───── RECORDED INFORMATION
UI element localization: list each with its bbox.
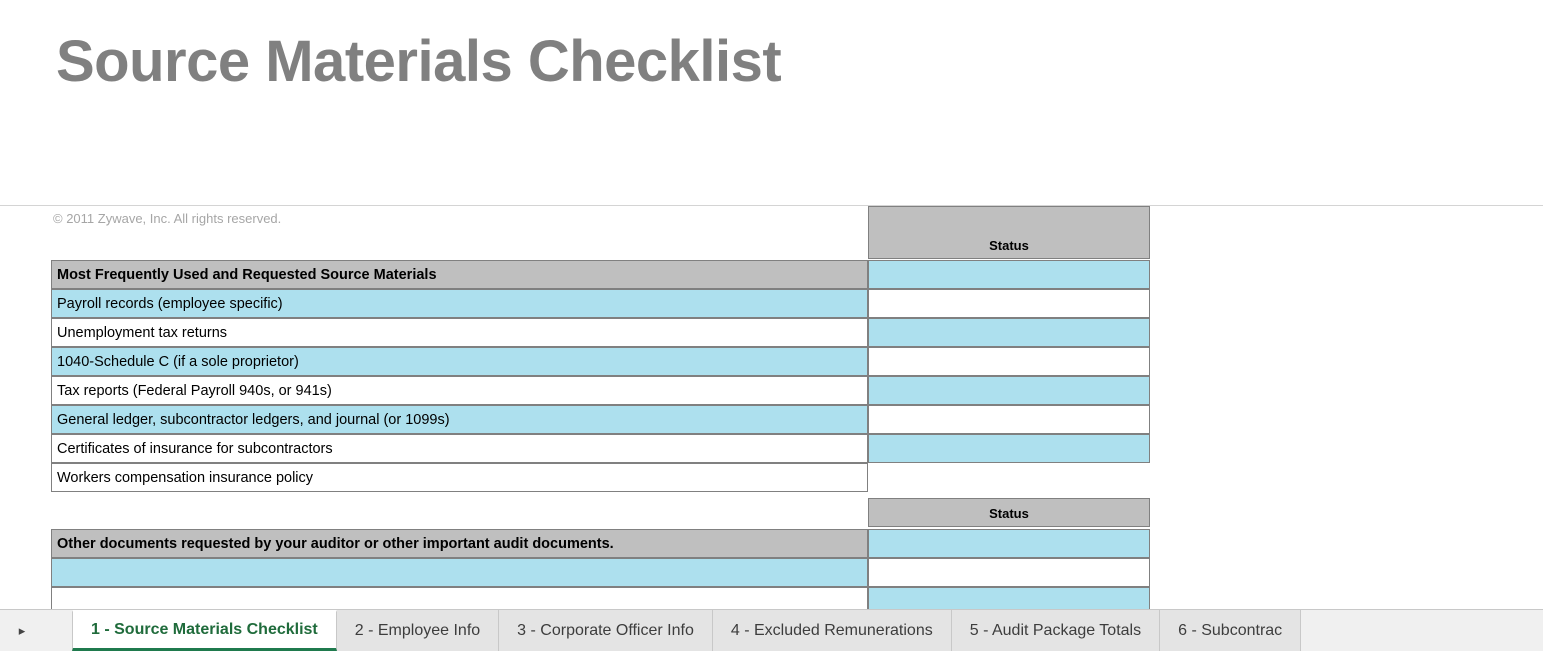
- status-cell[interactable]: [868, 558, 1150, 587]
- status-cell[interactable]: [868, 434, 1150, 463]
- row-label[interactable]: Payroll records (employee specific): [51, 289, 868, 318]
- tab-employee-info[interactable]: 2 - Employee Info: [337, 610, 499, 651]
- worksheet-area[interactable]: [0, 205, 1543, 610]
- status-cell[interactable]: [868, 289, 1150, 318]
- spacer-cell: [51, 498, 868, 527]
- chevron-right-icon[interactable]: ▸: [18, 623, 26, 638]
- row-label[interactable]: [51, 558, 868, 587]
- status-cell[interactable]: [868, 260, 1150, 289]
- status-cell[interactable]: [868, 529, 1150, 558]
- row-label[interactable]: Certificates of insurance for subcontractors: [51, 434, 868, 463]
- grid-divider: [0, 205, 1543, 206]
- copyright-text: © 2011 Zywave, Inc. All rights reserved.: [53, 211, 282, 226]
- status-cell[interactable]: [868, 405, 1150, 434]
- section-2-header[interactable]: Other documents requested by your auditor or other important audit documents.: [51, 529, 868, 558]
- status-column-header-2: Status: [868, 498, 1150, 527]
- status-column-header-1: Status: [868, 206, 1150, 259]
- sheet-tabs[interactable]: [72, 610, 1301, 651]
- row-label[interactable]: Tax reports (Federal Payroll 940s, or 941s): [51, 376, 868, 405]
- sheet-tab-bar[interactable]: [0, 609, 1543, 651]
- row-label[interactable]: Workers compensation insurance policy: [51, 463, 868, 492]
- row-label[interactable]: General ledger, subcontractor ledgers, and journal (or 1099s): [51, 405, 868, 434]
- status-cell[interactable]: [868, 318, 1150, 347]
- tab-corporate-officer-info[interactable]: 3 - Corporate Officer Info: [499, 610, 713, 651]
- tab-excluded-remunerations[interactable]: 4 - Excluded Remunerations: [713, 610, 952, 651]
- status-cell[interactable]: [868, 376, 1150, 405]
- page-title: Source Materials Checklist: [56, 29, 782, 94]
- status-cell[interactable]: [868, 463, 1150, 492]
- status-cell[interactable]: [868, 347, 1150, 376]
- section-1-header[interactable]: Most Frequently Used and Requested Source Materials: [51, 260, 868, 289]
- tab-source-materials-checklist[interactable]: 1 - Source Materials Checklist: [72, 610, 337, 651]
- tab-audit-package-totals[interactable]: 5 - Audit Package Totals: [952, 610, 1160, 651]
- tab-subcontractors[interactable]: 6 - Subcontrac: [1160, 610, 1301, 651]
- row-label[interactable]: Unemployment tax returns: [51, 318, 868, 347]
- row-label[interactable]: 1040-Schedule C (if a sole proprietor): [51, 347, 868, 376]
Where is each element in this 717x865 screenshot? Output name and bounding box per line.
──────────
• WHAT YOU ARE ASKED TO DO:
Return every line of the records above verbatim, leaving out the pictures.

• REPLY:
UI element localization: list each with its bbox.
- status-cell[interactable]: [868, 558, 1150, 587]
- status-cell[interactable]: [868, 434, 1150, 463]
- row-label[interactable]: Payroll records (employee specific): [51, 289, 868, 318]
- tab-employee-info[interactable]: 2 - Employee Info: [337, 610, 499, 651]
- worksheet-area[interactable]: [0, 205, 1543, 610]
- status-cell[interactable]: [868, 289, 1150, 318]
- spacer-cell: [51, 498, 868, 527]
- chevron-right-icon[interactable]: ▸: [18, 623, 26, 638]
- row-label[interactable]: [51, 558, 868, 587]
- status-cell[interactable]: [868, 260, 1150, 289]
- status-cell[interactable]: [868, 529, 1150, 558]
- row-label[interactable]: Certificates of insurance for subcontractors: [51, 434, 868, 463]
- grid-divider: [0, 205, 1543, 206]
- copyright-text: © 2011 Zywave, Inc. All rights reserved.: [53, 211, 282, 226]
- status-cell[interactable]: [868, 405, 1150, 434]
- section-2-header[interactable]: Other documents requested by your auditor or other important audit documents.: [51, 529, 868, 558]
- status-column-header-2: Status: [868, 498, 1150, 527]
- status-column-header-1: Status: [868, 206, 1150, 259]
- sheet-tabs[interactable]: [72, 610, 1301, 651]
- row-label[interactable]: Tax reports (Federal Payroll 940s, or 941s): [51, 376, 868, 405]
- sheet-tab-bar[interactable]: [0, 609, 1543, 651]
- row-label[interactable]: Workers compensation insurance policy: [51, 463, 868, 492]
- row-label[interactable]: General ledger, subcontractor ledgers, and journal (or 1099s): [51, 405, 868, 434]
- status-cell[interactable]: [868, 318, 1150, 347]
- tab-corporate-officer-info[interactable]: 3 - Corporate Officer Info: [499, 610, 713, 651]
- tab-excluded-remunerations[interactable]: 4 - Excluded Remunerations: [713, 610, 952, 651]
- status-cell[interactable]: [868, 376, 1150, 405]
- page-title: Source Materials Checklist: [56, 29, 782, 94]
- status-cell[interactable]: [868, 463, 1150, 492]
- status-cell[interactable]: [868, 347, 1150, 376]
- section-1-header[interactable]: Most Frequently Used and Requested Source Materials: [51, 260, 868, 289]
- tab-source-materials-checklist[interactable]: 1 - Source Materials Checklist: [72, 610, 337, 651]
- tab-audit-package-totals[interactable]: 5 - Audit Package Totals: [952, 610, 1160, 651]
- tab-subcontractors[interactable]: 6 - Subcontrac: [1160, 610, 1301, 651]
- row-label[interactable]: Unemployment tax returns: [51, 318, 868, 347]
- row-label[interactable]: 1040-Schedule C (if a sole proprietor): [51, 347, 868, 376]
Where is each element in this 717x865 screenshot? Output name and bounding box per line.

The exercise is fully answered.